Exercise materials.
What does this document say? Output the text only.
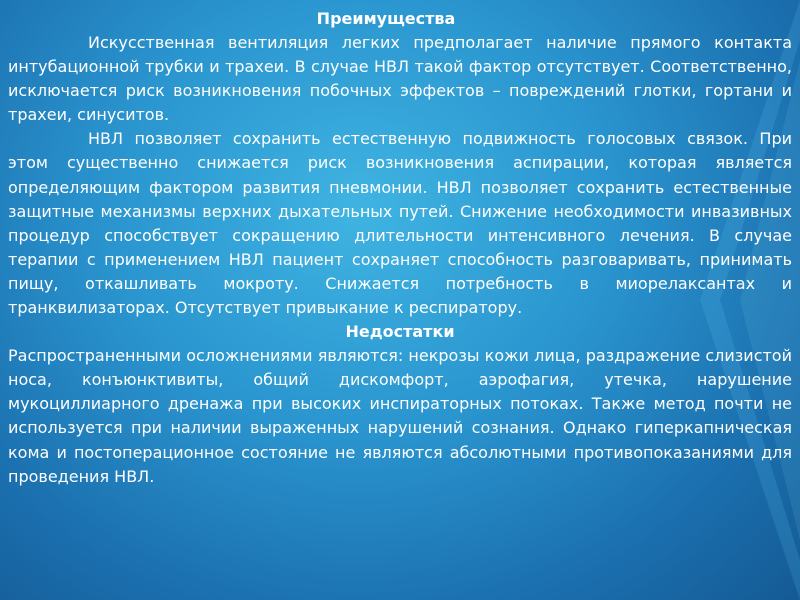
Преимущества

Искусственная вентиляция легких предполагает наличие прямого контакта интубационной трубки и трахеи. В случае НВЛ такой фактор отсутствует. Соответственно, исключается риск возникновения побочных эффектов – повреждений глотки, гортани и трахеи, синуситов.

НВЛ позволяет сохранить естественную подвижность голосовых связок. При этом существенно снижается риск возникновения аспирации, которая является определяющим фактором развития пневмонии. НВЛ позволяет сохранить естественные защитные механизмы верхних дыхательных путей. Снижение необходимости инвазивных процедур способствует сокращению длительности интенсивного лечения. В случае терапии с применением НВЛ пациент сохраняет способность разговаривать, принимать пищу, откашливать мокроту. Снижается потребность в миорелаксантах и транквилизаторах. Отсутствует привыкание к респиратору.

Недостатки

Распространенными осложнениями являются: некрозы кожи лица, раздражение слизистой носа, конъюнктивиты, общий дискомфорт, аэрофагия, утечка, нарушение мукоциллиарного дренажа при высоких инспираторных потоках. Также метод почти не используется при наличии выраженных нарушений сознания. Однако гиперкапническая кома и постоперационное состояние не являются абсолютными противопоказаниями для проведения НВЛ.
---
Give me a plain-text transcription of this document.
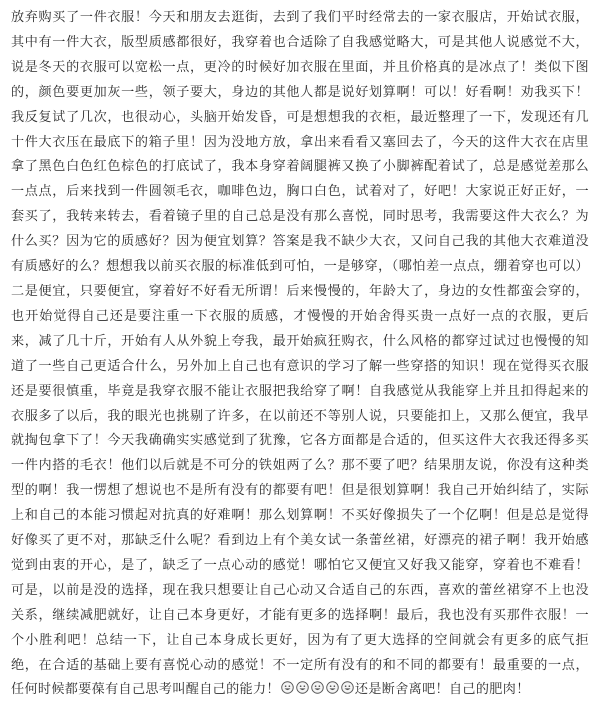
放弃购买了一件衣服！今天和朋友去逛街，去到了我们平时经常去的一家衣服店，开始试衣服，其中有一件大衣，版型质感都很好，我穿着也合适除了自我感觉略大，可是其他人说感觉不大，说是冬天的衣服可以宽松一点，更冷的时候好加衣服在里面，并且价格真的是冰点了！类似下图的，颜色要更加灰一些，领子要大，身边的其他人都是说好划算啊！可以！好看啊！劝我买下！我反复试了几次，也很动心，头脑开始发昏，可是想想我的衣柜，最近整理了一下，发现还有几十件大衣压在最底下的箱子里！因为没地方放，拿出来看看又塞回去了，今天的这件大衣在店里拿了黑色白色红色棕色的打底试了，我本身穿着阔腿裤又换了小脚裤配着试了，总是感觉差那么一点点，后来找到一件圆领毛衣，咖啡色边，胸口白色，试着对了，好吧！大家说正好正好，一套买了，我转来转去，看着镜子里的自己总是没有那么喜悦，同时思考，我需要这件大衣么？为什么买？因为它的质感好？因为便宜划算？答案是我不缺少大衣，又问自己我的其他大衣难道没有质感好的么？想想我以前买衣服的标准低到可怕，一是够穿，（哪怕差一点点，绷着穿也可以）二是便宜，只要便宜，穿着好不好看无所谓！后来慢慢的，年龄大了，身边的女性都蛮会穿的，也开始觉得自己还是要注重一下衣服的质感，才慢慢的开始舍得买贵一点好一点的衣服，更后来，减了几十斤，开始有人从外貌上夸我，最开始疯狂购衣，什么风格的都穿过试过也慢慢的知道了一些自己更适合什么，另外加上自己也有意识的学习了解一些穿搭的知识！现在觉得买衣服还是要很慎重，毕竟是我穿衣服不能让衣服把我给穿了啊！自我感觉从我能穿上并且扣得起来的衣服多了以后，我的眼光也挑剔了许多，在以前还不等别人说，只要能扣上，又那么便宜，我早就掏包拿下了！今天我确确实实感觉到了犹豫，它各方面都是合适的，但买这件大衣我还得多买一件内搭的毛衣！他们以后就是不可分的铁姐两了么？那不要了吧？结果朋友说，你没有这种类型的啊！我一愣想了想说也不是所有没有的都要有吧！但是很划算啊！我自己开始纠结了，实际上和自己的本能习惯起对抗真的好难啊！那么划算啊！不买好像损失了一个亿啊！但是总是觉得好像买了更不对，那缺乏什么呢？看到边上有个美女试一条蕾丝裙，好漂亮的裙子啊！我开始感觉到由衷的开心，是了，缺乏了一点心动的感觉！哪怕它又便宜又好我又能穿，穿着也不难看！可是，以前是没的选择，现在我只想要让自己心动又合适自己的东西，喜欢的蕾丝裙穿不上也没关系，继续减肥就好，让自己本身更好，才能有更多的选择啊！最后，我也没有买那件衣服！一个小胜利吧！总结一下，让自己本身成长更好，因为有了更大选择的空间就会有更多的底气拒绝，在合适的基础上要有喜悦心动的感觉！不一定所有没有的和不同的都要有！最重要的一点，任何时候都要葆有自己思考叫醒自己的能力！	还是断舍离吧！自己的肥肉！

What to produce. Return solely the number of lines in the data that include the word "this".

Answer to the exercise. 2